Saved data entries:
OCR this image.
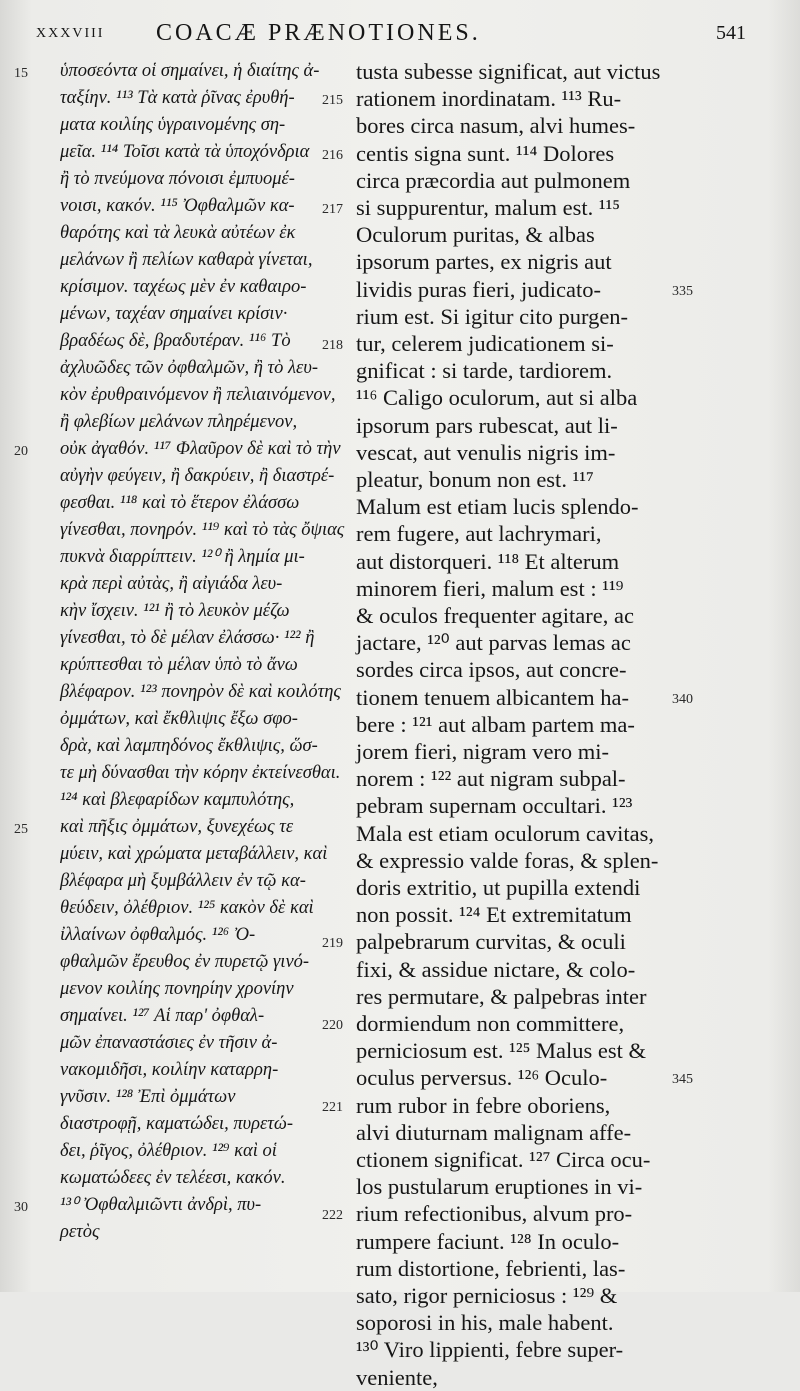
XXXVIII COACÆ PRÆNOTIONES.	541
ὑποσεόντα οἱ σημαίνει, ἡ διαίτης ἀ-
ταξίην. ¹¹³ Τὰ κατὰ ῥῖνας ἐρυθή-
ματα κοιλίης ὑγραινομένης ση-
μεῖα. ¹¹⁴ Τοῖσι κατὰ τὰ ὑποχόνδρια
ἢ τὸ πνεύμονα πόνοισι ἐμπυομέ-
νοισι, κακόν. ¹¹⁵ Ὀφθαλμῶν κα-
θαρότης καὶ τὰ λευκὰ αὐτέων ἐκ
μελάνων ἢ πελίων καθαρὰ γίνεται,
κρίσιμον. ταχέως μὲν ἐν καθαιρο-
μένων, ταχέαν σημαίνει κρίσιν·
βραδέως δὲ, βραδυτέραν. ¹¹⁶ Τὸ
ἀχλυῶδες τῶν ὀφθαλμῶν, ἢ τὸ λευ-
κὸν ἐρυθραινόμενον ἢ πελιαινόμενον,
ἢ φλεβίων μελάνων πληρέμενον,
οὐκ ἀγαθόν. ¹¹⁷ Φλαῦρον δὲ καὶ τὸ τὴν
αὐγὴν φεύγειν, ἢ δακρύειν, ἢ διαστρέ-
φεσθαι. ¹¹⁸ καὶ τὸ ἕτερον ἐλάσσω
γίνεσθαι, πονηρόν. ¹¹⁹ καὶ τὸ τὰς ὄψιας
πυκνὰ διαρρίπτειν. ¹²⁰ ἢ λημία μι-
κρὰ περὶ αὐτὰς, ἢ αἰγιάδα λευ-
κὴν ἴσχειν. ¹²¹ ἢ τὸ λευκὸν μέζω
γίνεσθαι, τὸ δὲ μέλαν ἐλάσσω· ¹²² ἢ
κρύπτεσθαι τὸ μέλαν ὑπὸ τὸ ἄνω
βλέφαρον. ¹²³ πονηρὸν δὲ καὶ κοιλότης
ὀμμάτων, καὶ ἔκθλιψις ἔξω σφο-
δρὰ, καὶ λαμπηδόνος ἔκθλιψις, ὥσ-
τε μὴ δύνασθαι τὴν κόρην ἐκτείνεσθαι.
¹²⁴ καὶ βλεφαρίδων καμπυλότης,
καὶ πῆξις ὀμμάτων, ξυνεχέως τε
μύειν, καὶ χρώματα μεταβάλλειν, καὶ
βλέφαρα μὴ ξυμβάλλειν ἐν τῷ κα-
θεύδειν, ὀλέθριον. ¹²⁵ κακὸν δὲ καὶ
ἰλλαίνων ὀφθαλμός. ¹²⁶ Ὀ-
φθαλμῶν ἔρευθος ἐν πυρετῷ γινό-
μενον κοιλίης πονηρίην χρονίην
σημαίνει. ¹²⁷ Αἱ παρ' ὀφθαλ-
μῶν ἐπαναστάσιες ἐν τῆσιν ἀ-
νακομιδῆσι, κοιλίην καταρρη-
γνῦσιν. ¹²⁸ Ἐπὶ ὀμμάτων
διαστροφῇ, καματώδει, πυρετώ-
δει, ῥῖγος, ὀλέθριον. ¹²⁹ καὶ οἱ
κωματώδεες ἐν τελέεσι, κακόν.
¹³⁰ Ὀφθαλμιῶντι ἀνδρὶ, πυ-
ρετὸς
tusta subesse significat, aut victus
rationem inordinatam. ¹¹³ Ru-
bores circa nasum, alvi humes-
centis signa sunt. ¹¹⁴ Dolores
circa præcordia aut pulmonem
si suppurentur, malum est. ¹¹⁵
Oculorum puritas, & albas
ipsorum partes, ex nigris aut
lividis puras fieri, judicato-
rium est. Si igitur cito purgen-
tur, celerem judicationem si-
gnificat : si tarde, tardiorem.
¹¹⁶ Caligo oculorum, aut si alba
ipsorum pars rubescat, aut li-
vescat, aut venulis nigris im-
pleatur, bonum non est. ¹¹⁷
Malum est etiam lucis splendo-
rem fugere, aut lachrymari,
aut distorqueri. ¹¹⁸ Et alterum
minorem fieri, malum est : ¹¹⁹
& oculos frequenter agitare, ac
jactare, ¹²⁰ aut parvas lemas ac
sordes circa ipsos, aut concre-
tionem tenuem albicantem ha-
bere : ¹²¹ aut albam partem ma-
jorem fieri, nigram vero mi-
norem : ¹²² aut nigram subpal-
pebram supernam occultari. ¹²³
Mala est etiam oculorum cavitas,
& expressio valde foras, & splen-
doris extritio, ut pupilla extendi
non possit. ¹²⁴ Et extremitatum
palpebrarum curvitas, & oculi
fixi, & assidue nictare, & colo-
res permutare, & palpebras inter
dormiendum non committere,
perniciosum est. ¹²⁵ Malus est &
oculus perversus. ¹²⁶ Oculo-
rum rubor in febre oboriens,
alvi diuturnam malignam affe-
ctionem significat. ¹²⁷ Circa ocu-
los pustularum eruptiones in vi-
rium refectionibus, alvum pro-
rumpere faciunt. ¹²⁸ In oculo-
rum distortione, febrienti, las-
sato, rigor perniciosus : ¹²⁹ &
soporosi in his, male habent.
¹³⁰ Viro lippienti, febre super-
veniente,
15
20
25
30
215
216
217
218
219
220
221
222
335
340
345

- SET PROBLEM:
Copy out every line of the data that includes the word "κακόν".

- RESULT FOR THIS EXERCISE:
νοισι, κακόν. ¹¹⁵ Ὀφθαλμῶν κα-
κωματώδεες ἐν τελέεσι, κακόν.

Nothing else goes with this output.